* [Required task]:
Answer these questions using the news report about the limestone company's fine.
1. On what date was Dane Smith injured?
2. In which court was the company sentenced?
3. From what amount was the fine reduced?

A NOWERGUP limestone company has been fined more than $60,000 for having a hazardous workplace after a young employee became entangled in a block making machine last year, leading to the loss of his leg and serious internal injuries.
Limestone Building Blocks Company Pty Ltd faced Joondalup Magistrates Court for sentencing on Friday afternoon in relation to the trauma suffered by labourer Dane Smith on January 25, 2017.
The hearing followed the company’s guilty plea at its first hearing two weeks ago to a charge of failing “to provide and maintain a working environment at a mine where employees are not exposed to hazards”.
Mr Smith was attempting to remove limestone residue from inside the machine when he activated the automatic building process.
The machine completed one building cycle with him trapped inside it before an employee rushed to save him. Mr Smith’s injuries included an amputated leg, fractures to his spine and pelvis and ruptures to his liver and kidneys.
Magistrate Deen Potter fined the company $65,000, reduced from $140,000 because its early guilty plea saved Mr Smith “the trauma and emotional rollercoaster” of a lengthy court process.
Speaking outside court, company lawyer Tim Houweling said the penalty was “significant” and would have a “serious impact on a family-owned company”.

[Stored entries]
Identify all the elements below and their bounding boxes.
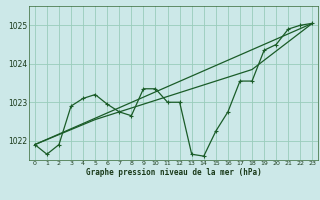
X-axis label: Graphe pression niveau de la mer (hPa): Graphe pression niveau de la mer (hPa) [86,168,261,177]
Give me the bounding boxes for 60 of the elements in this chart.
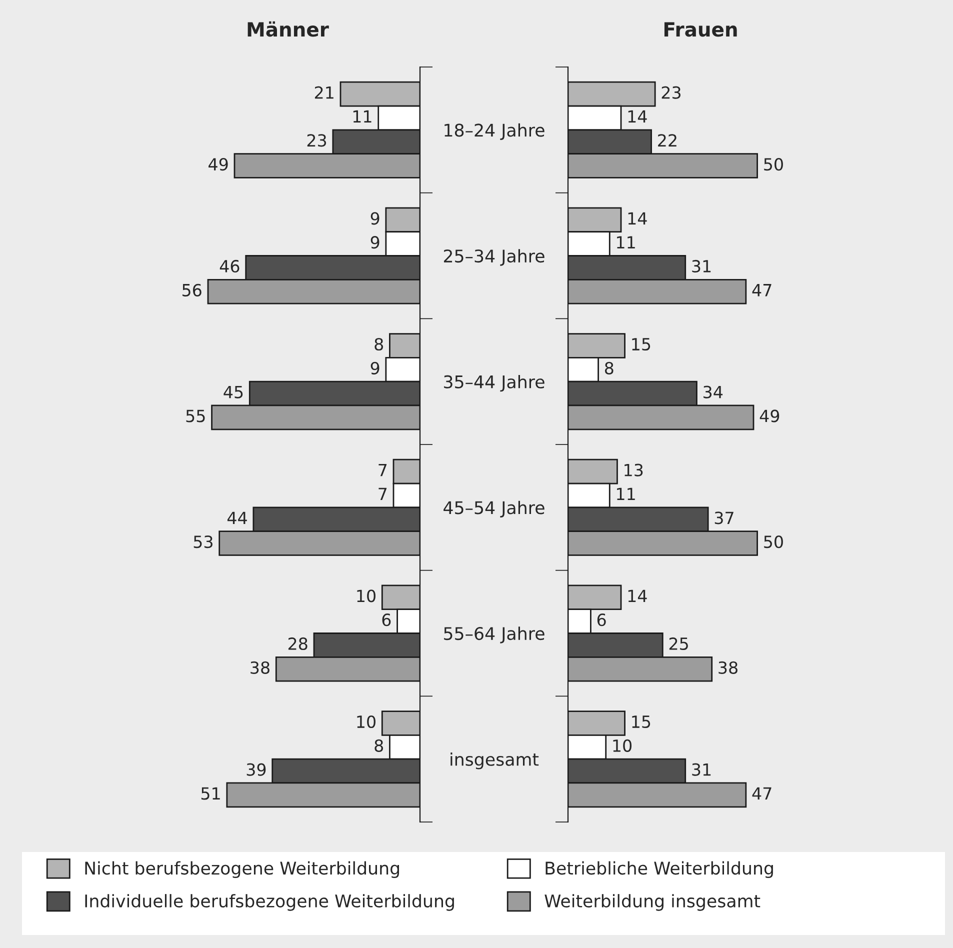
legend-label: Betriebliche Weiterbildung: [546, 861, 773, 878]
y-tick-label: 55–64 Jahre: [444, 626, 544, 644]
data-label: 22: [658, 134, 676, 146]
y-tick-label: 35–44 Jahre: [444, 374, 544, 392]
data-label: 9: [370, 362, 380, 374]
y-tick-label: insgesamt: [450, 752, 539, 770]
data-label: 15: [632, 716, 650, 728]
data-label: 56: [182, 284, 202, 296]
data-label: 14: [628, 110, 647, 123]
data-label: 31: [692, 260, 711, 273]
data-label: 47: [752, 284, 772, 296]
data-label: 39: [246, 763, 266, 776]
data-label: 45: [224, 386, 243, 398]
data-label: 8: [374, 338, 384, 351]
data-label: 9: [370, 212, 380, 225]
chart-title: Frauen: [664, 22, 737, 37]
data-label: 38: [718, 661, 738, 674]
data-label: 11: [617, 236, 635, 248]
data-label: 7: [378, 464, 387, 476]
data-label: 10: [357, 590, 376, 602]
data-label: 44: [227, 512, 247, 524]
data-label: 14: [628, 590, 647, 602]
y-tick-label: 25–34 Jahre: [444, 249, 544, 266]
chart-title: Männer: [248, 21, 329, 37]
data-label: 49: [760, 410, 780, 422]
data-label: 46: [220, 260, 240, 273]
data-label: 53: [194, 536, 212, 548]
data-label: 6: [597, 614, 606, 626]
data-label: 23: [307, 134, 326, 147]
data-label: 50: [764, 158, 783, 171]
data-label: 34: [704, 386, 723, 398]
data-label: 51: [201, 787, 220, 800]
data-label: 6: [382, 614, 391, 626]
data-label: 8: [374, 739, 384, 752]
data-label: 21: [314, 86, 334, 99]
data-label: 55: [186, 410, 205, 422]
data-label: 38: [250, 661, 270, 674]
data-label: 47: [752, 787, 772, 800]
data-label: 49: [208, 158, 228, 171]
data-label: 15: [632, 338, 650, 351]
data-label: 7: [378, 488, 387, 500]
data-label: 8: [604, 362, 614, 374]
data-label: 10: [357, 715, 376, 728]
legend-label: Individuelle berufsbezogene Weiterbildung: [85, 894, 454, 911]
data-label: 14: [628, 212, 647, 224]
legend-label: Nicht berufsbezogene Weiterbildung: [85, 861, 399, 878]
data-label: 10: [613, 739, 632, 752]
data-label: 23: [662, 86, 680, 99]
legend-label: Weiterbildung insgesamt: [544, 894, 760, 911]
data-label: 11: [617, 488, 635, 500]
data-label: 11: [353, 110, 372, 123]
data-label: 50: [764, 536, 783, 548]
data-label: 31: [692, 763, 711, 776]
data-label: 25: [669, 637, 688, 650]
data-label: 9: [370, 236, 380, 249]
data-label: 28: [288, 637, 308, 650]
data-label: 37: [714, 512, 734, 524]
data-label: 13: [624, 464, 643, 476]
y-tick-label: 45–54 Jahre: [444, 500, 544, 518]
y-tick-label: 18–24 Jahre: [444, 123, 544, 140]
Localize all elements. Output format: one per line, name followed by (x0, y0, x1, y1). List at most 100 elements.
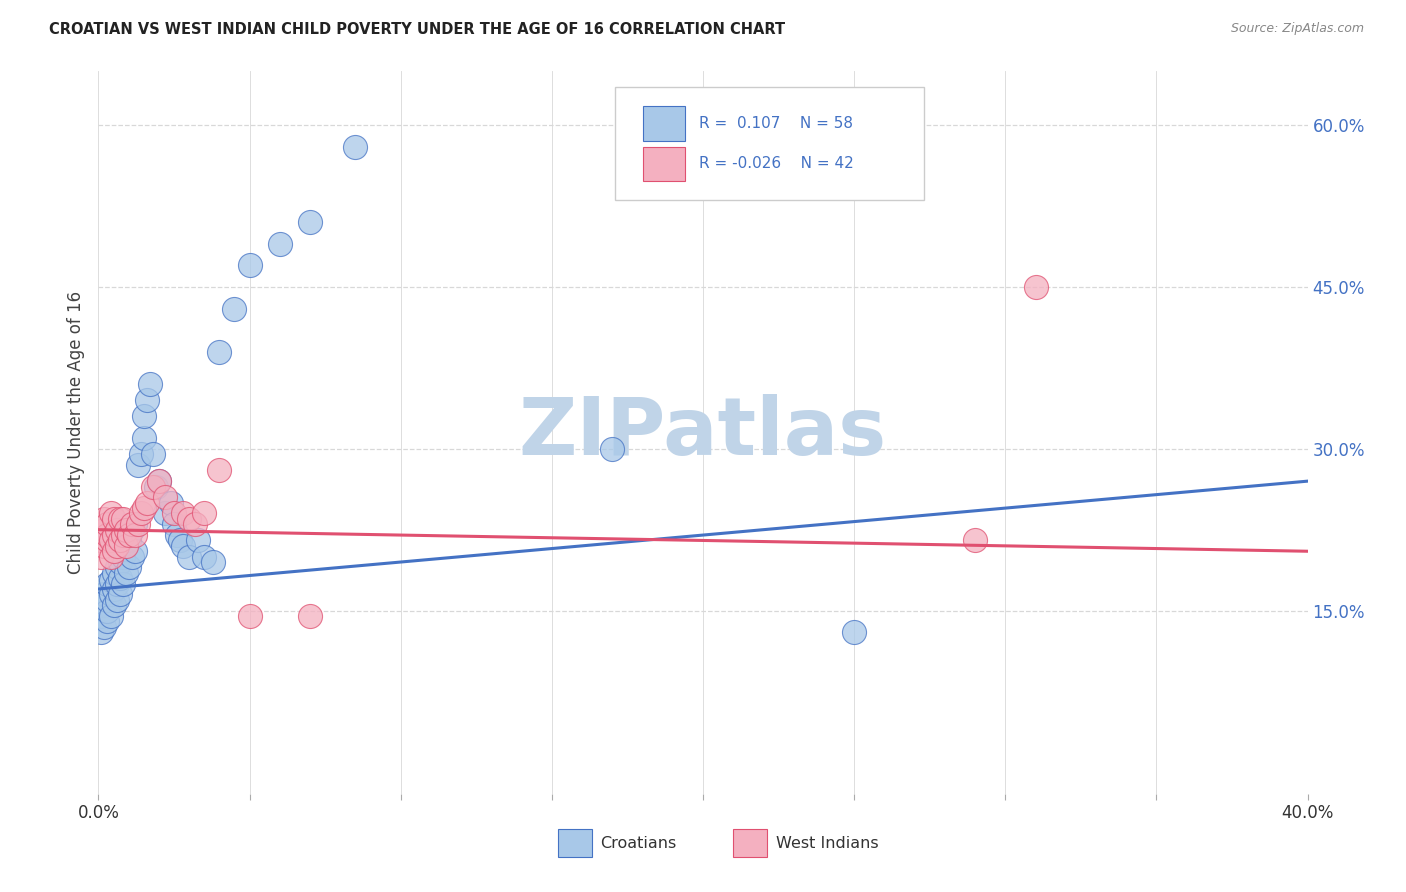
Bar (558, 830, 592, 856)
Point (96, 592, 118, 607)
Point (153, 507, 176, 521)
Point (844, 625, 866, 640)
Point (108, 512, 131, 526)
Point (114, 523, 136, 537)
Point (299, 609, 322, 624)
Point (100, 549, 122, 564)
Point (179, 549, 201, 564)
Point (111, 549, 134, 564)
Point (93, 598, 115, 612)
Point (202, 555, 225, 569)
Point (100, 587, 122, 601)
Point (148, 474, 170, 488)
Point (139, 377, 162, 392)
Point (344, 140, 367, 154)
Point (96, 615, 118, 629)
Bar (643, 146, 685, 181)
Point (124, 528, 146, 542)
Point (193, 507, 215, 521)
Point (135, 496, 157, 510)
Text: CROATIAN VS WEST INDIAN CHILD POVERTY UNDER THE AGE OF 16 CORRELATION CHART: CROATIAN VS WEST INDIAN CHILD POVERTY UN… (49, 22, 786, 37)
Point (142, 479, 165, 493)
Point (108, 587, 131, 601)
Point (153, 491, 176, 505)
Point (96, 533, 118, 548)
Point (103, 566, 125, 580)
Point (602, 442, 624, 456)
Point (111, 576, 134, 591)
Point (103, 528, 125, 542)
Point (105, 576, 128, 591)
Text: ZIPatlas: ZIPatlas (519, 393, 887, 472)
Point (96, 576, 118, 591)
Point (108, 555, 131, 569)
Text: Source: ZipAtlas.com: Source: ZipAtlas.com (1230, 22, 1364, 36)
Point (148, 474, 170, 488)
Point (160, 496, 183, 510)
Point (121, 549, 143, 564)
Point (132, 431, 155, 445)
Y-axis label: Child Poverty Under the Age of 16: Child Poverty Under the Age of 16 (66, 291, 84, 574)
Point (100, 507, 122, 521)
Bar (734, 830, 768, 856)
Point (163, 507, 186, 521)
Point (239, 259, 262, 273)
Point (100, 533, 122, 548)
Point (118, 533, 141, 548)
Point (132, 501, 155, 516)
Point (129, 507, 152, 521)
Point (96, 603, 118, 617)
Point (118, 528, 141, 542)
Point (96, 528, 118, 542)
Point (239, 609, 262, 624)
Point (172, 507, 194, 521)
Point (299, 215, 322, 229)
Point (121, 523, 143, 537)
FancyBboxPatch shape (614, 87, 924, 200)
Point (103, 512, 125, 526)
Point (105, 560, 128, 574)
Point (124, 544, 146, 558)
Point (114, 539, 136, 553)
Point (132, 409, 155, 424)
Text: R =  0.107    N = 58: R = 0.107 N = 58 (699, 116, 853, 131)
Point (1024, 280, 1046, 294)
Point (166, 528, 188, 542)
Point (114, 566, 136, 580)
Point (93, 523, 115, 537)
Point (93, 587, 115, 601)
Point (208, 344, 231, 359)
Point (172, 539, 194, 553)
Point (90, 609, 112, 624)
Point (145, 479, 167, 493)
Point (93, 539, 115, 553)
Point (93, 512, 115, 526)
Point (965, 533, 987, 548)
Point (105, 592, 128, 607)
Text: R = -0.026    N = 42: R = -0.026 N = 42 (699, 156, 853, 171)
Point (103, 544, 125, 558)
Point (124, 517, 146, 532)
Point (118, 560, 141, 574)
Text: West Indians: West Indians (776, 836, 879, 850)
Bar (643, 106, 685, 141)
Point (179, 512, 201, 526)
Point (224, 301, 246, 316)
Point (90, 549, 112, 564)
Point (269, 236, 291, 251)
Point (121, 517, 143, 532)
Point (93, 620, 115, 634)
Point (103, 598, 125, 612)
Point (100, 609, 122, 624)
Point (127, 517, 149, 532)
Point (129, 447, 152, 461)
Point (108, 571, 131, 585)
Point (163, 517, 186, 532)
Point (187, 533, 209, 548)
Point (103, 582, 125, 596)
Point (90, 625, 112, 640)
Point (114, 539, 136, 553)
Point (127, 458, 149, 472)
Point (184, 517, 207, 532)
Point (111, 512, 134, 526)
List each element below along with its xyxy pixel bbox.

* [Complete output]:
1. January 25, 2017
2. Joondalup Magistrates Court
3. $140,000